(Data excerpts)
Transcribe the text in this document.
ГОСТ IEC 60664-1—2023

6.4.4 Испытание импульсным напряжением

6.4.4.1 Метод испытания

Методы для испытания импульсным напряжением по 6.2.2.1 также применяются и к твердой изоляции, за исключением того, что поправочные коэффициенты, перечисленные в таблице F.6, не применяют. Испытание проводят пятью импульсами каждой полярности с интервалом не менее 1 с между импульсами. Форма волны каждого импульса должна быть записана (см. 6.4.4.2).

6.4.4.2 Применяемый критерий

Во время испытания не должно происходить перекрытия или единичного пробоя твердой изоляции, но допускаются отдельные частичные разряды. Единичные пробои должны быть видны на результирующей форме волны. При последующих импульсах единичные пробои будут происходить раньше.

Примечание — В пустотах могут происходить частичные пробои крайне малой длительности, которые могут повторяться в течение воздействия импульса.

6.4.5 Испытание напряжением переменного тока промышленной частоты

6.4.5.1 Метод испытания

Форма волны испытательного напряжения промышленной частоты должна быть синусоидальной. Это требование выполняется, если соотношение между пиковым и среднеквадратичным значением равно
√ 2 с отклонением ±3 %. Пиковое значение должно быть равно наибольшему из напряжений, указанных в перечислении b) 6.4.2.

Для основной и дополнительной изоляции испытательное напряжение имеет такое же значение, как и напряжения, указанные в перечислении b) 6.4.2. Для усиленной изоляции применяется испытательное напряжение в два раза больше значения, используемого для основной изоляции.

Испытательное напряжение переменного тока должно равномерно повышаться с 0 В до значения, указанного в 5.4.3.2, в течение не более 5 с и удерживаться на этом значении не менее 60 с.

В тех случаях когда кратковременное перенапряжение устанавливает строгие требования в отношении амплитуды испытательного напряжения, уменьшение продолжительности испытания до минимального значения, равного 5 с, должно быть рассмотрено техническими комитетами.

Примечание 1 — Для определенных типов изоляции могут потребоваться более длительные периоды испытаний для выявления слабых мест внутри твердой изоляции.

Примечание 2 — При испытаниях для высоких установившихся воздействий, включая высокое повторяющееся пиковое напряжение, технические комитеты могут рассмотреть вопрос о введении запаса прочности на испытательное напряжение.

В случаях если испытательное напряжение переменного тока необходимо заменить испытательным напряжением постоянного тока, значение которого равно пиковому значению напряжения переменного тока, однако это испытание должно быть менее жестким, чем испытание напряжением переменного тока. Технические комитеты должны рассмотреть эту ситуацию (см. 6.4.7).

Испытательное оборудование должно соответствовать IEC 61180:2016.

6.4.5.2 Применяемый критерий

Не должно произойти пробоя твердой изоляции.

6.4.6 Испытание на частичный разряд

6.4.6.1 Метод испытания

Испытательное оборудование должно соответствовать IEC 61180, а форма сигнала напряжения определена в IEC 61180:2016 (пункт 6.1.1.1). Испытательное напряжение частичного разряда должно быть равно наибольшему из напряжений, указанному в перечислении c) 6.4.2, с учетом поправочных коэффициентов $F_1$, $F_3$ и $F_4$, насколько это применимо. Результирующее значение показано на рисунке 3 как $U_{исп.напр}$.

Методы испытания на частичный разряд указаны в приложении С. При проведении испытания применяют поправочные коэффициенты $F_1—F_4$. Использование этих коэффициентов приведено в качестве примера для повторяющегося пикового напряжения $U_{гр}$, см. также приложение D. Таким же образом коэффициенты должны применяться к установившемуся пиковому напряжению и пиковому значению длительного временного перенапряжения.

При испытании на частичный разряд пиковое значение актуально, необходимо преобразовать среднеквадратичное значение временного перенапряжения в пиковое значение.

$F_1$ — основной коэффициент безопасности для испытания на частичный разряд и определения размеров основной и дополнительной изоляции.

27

• The task:
Above are some records. Count the lines among them with the word "течение", and answer with the number only.

• Solution:
2